What to do:
Transcribe the full listing exactly, and drop every picture.

--- START Extracted entries ---

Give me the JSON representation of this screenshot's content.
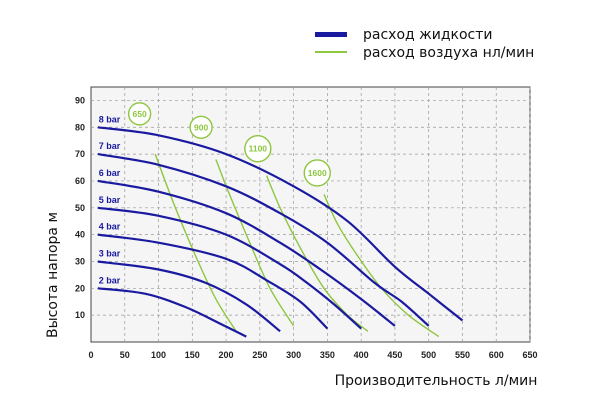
{
  "legend": {
    "liquid_label": "расход жидкости",
    "air_label": "расход воздуха нл/мин"
  },
  "colors": {
    "liquid": "#1a1aa0",
    "air": "#8dc63f",
    "grid": "#999999",
    "plot_bg": "#f5f5f5"
  },
  "chart_data": {
    "type": "line",
    "xlabel": "Производительность  л/мин",
    "ylabel": "Высота напора  м",
    "xlim": [
      0,
      650
    ],
    "ylim": [
      0,
      95
    ],
    "xticks": [
      "0",
      "50",
      "100",
      "150",
      "200",
      "250",
      "300",
      "350",
      "400",
      "450",
      "500",
      "550",
      "600",
      "650"
    ],
    "yticks": [
      "10",
      "20",
      "30",
      "40",
      "50",
      "60",
      "70",
      "80",
      "90"
    ],
    "grid": "dashed",
    "series": [
      {
        "name": "8 bar",
        "points": [
          [
            10,
            80
          ],
          [
            100,
            77
          ],
          [
            200,
            70
          ],
          [
            300,
            58
          ],
          [
            380,
            45
          ],
          [
            450,
            28
          ],
          [
            500,
            18
          ],
          [
            550,
            8
          ]
        ]
      },
      {
        "name": "7 bar",
        "points": [
          [
            10,
            70
          ],
          [
            100,
            66
          ],
          [
            200,
            58
          ],
          [
            280,
            48
          ],
          [
            350,
            37
          ],
          [
            420,
            22
          ],
          [
            460,
            15
          ],
          [
            500,
            6
          ]
        ]
      },
      {
        "name": "6 bar",
        "points": [
          [
            10,
            60
          ],
          [
            100,
            56
          ],
          [
            200,
            48
          ],
          [
            280,
            37
          ],
          [
            340,
            27
          ],
          [
            400,
            16
          ],
          [
            450,
            6
          ]
        ]
      },
      {
        "name": "5 bar",
        "points": [
          [
            10,
            50
          ],
          [
            100,
            47
          ],
          [
            200,
            40
          ],
          [
            280,
            29
          ],
          [
            320,
            22
          ],
          [
            360,
            14
          ],
          [
            400,
            5
          ]
        ]
      },
      {
        "name": "4 bar",
        "points": [
          [
            10,
            40
          ],
          [
            100,
            37
          ],
          [
            200,
            31
          ],
          [
            260,
            23
          ],
          [
            310,
            15
          ],
          [
            350,
            5
          ]
        ]
      },
      {
        "name": "3 bar",
        "points": [
          [
            10,
            30
          ],
          [
            100,
            27
          ],
          [
            170,
            22
          ],
          [
            230,
            14
          ],
          [
            280,
            4
          ]
        ]
      },
      {
        "name": "2 bar",
        "points": [
          [
            10,
            20
          ],
          [
            80,
            18
          ],
          [
            140,
            13
          ],
          [
            190,
            7
          ],
          [
            230,
            2
          ]
        ]
      }
    ],
    "air_curves": [
      {
        "label": "650",
        "points": [
          [
            95,
            70
          ],
          [
            125,
            50
          ],
          [
            155,
            32
          ],
          [
            185,
            16
          ],
          [
            215,
            4
          ]
        ]
      },
      {
        "label": "900",
        "points": [
          [
            185,
            68
          ],
          [
            205,
            55
          ],
          [
            235,
            37
          ],
          [
            265,
            20
          ],
          [
            300,
            6
          ]
        ]
      },
      {
        "label": "1100",
        "points": [
          [
            260,
            62
          ],
          [
            280,
            50
          ],
          [
            310,
            35
          ],
          [
            345,
            20
          ],
          [
            380,
            10
          ],
          [
            410,
            4
          ]
        ]
      },
      {
        "label": "1600",
        "points": [
          [
            345,
            55
          ],
          [
            365,
            44
          ],
          [
            395,
            32
          ],
          [
            430,
            20
          ],
          [
            470,
            10
          ],
          [
            515,
            2
          ]
        ]
      }
    ],
    "air_label_values": [
      [
        72,
        85
      ],
      [
        163,
        80
      ],
      [
        247,
        72
      ],
      [
        335,
        63
      ]
    ]
  }
}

--- END Extracted entries ---

Exercise solution:
Give me the JSON representation of this screenshot's content.
{
  "legend": {
    "liquid_label": "расход жидкости",
    "air_label": "расход воздуха нл/мин"
  },
  "colors": {
    "liquid": "#1a1aa0",
    "air": "#8dc63f",
    "grid": "#999999",
    "plot_bg": "#f5f5f5"
  },
  "chart_data": {
    "type": "line",
    "xlabel": "Производительность  л/мин",
    "ylabel": "Высота напора  м",
    "xlim": [
      0,
      650
    ],
    "ylim": [
      0,
      95
    ],
    "xticks": [
      "0",
      "50",
      "100",
      "150",
      "200",
      "250",
      "300",
      "350",
      "400",
      "450",
      "500",
      "550",
      "600",
      "650"
    ],
    "yticks": [
      "10",
      "20",
      "30",
      "40",
      "50",
      "60",
      "70",
      "80",
      "90"
    ],
    "grid": "dashed",
    "series": [
      {
        "name": "8 bar",
        "points": [
          [
            10,
            80
          ],
          [
            100,
            77
          ],
          [
            200,
            70
          ],
          [
            300,
            58
          ],
          [
            380,
            45
          ],
          [
            450,
            28
          ],
          [
            500,
            18
          ],
          [
            550,
            8
          ]
        ]
      },
      {
        "name": "7 bar",
        "points": [
          [
            10,
            70
          ],
          [
            100,
            66
          ],
          [
            200,
            58
          ],
          [
            280,
            48
          ],
          [
            350,
            37
          ],
          [
            420,
            22
          ],
          [
            460,
            15
          ],
          [
            500,
            6
          ]
        ]
      },
      {
        "name": "6 bar",
        "points": [
          [
            10,
            60
          ],
          [
            100,
            56
          ],
          [
            200,
            48
          ],
          [
            280,
            37
          ],
          [
            340,
            27
          ],
          [
            400,
            16
          ],
          [
            450,
            6
          ]
        ]
      },
      {
        "name": "5 bar",
        "points": [
          [
            10,
            50
          ],
          [
            100,
            47
          ],
          [
            200,
            40
          ],
          [
            280,
            29
          ],
          [
            320,
            22
          ],
          [
            360,
            14
          ],
          [
            400,
            5
          ]
        ]
      },
      {
        "name": "4 bar",
        "points": [
          [
            10,
            40
          ],
          [
            100,
            37
          ],
          [
            200,
            31
          ],
          [
            260,
            23
          ],
          [
            310,
            15
          ],
          [
            350,
            5
          ]
        ]
      },
      {
        "name": "3 bar",
        "points": [
          [
            10,
            30
          ],
          [
            100,
            27
          ],
          [
            170,
            22
          ],
          [
            230,
            14
          ],
          [
            280,
            4
          ]
        ]
      },
      {
        "name": "2 bar",
        "points": [
          [
            10,
            20
          ],
          [
            80,
            18
          ],
          [
            140,
            13
          ],
          [
            190,
            7
          ],
          [
            230,
            2
          ]
        ]
      }
    ],
    "air_curves": [
      {
        "label": "650",
        "points": [
          [
            95,
            70
          ],
          [
            125,
            50
          ],
          [
            155,
            32
          ],
          [
            185,
            16
          ],
          [
            215,
            4
          ]
        ]
      },
      {
        "label": "900",
        "points": [
          [
            185,
            68
          ],
          [
            205,
            55
          ],
          [
            235,
            37
          ],
          [
            265,
            20
          ],
          [
            300,
            6
          ]
        ]
      },
      {
        "label": "1100",
        "points": [
          [
            260,
            62
          ],
          [
            280,
            50
          ],
          [
            310,
            35
          ],
          [
            345,
            20
          ],
          [
            380,
            10
          ],
          [
            410,
            4
          ]
        ]
      },
      {
        "label": "1600",
        "points": [
          [
            345,
            55
          ],
          [
            365,
            44
          ],
          [
            395,
            32
          ],
          [
            430,
            20
          ],
          [
            470,
            10
          ],
          [
            515,
            2
          ]
        ]
      }
    ],
    "air_label_values": [
      [
        72,
        85
      ],
      [
        163,
        80
      ],
      [
        247,
        72
      ],
      [
        335,
        63
      ]
    ]
  }
}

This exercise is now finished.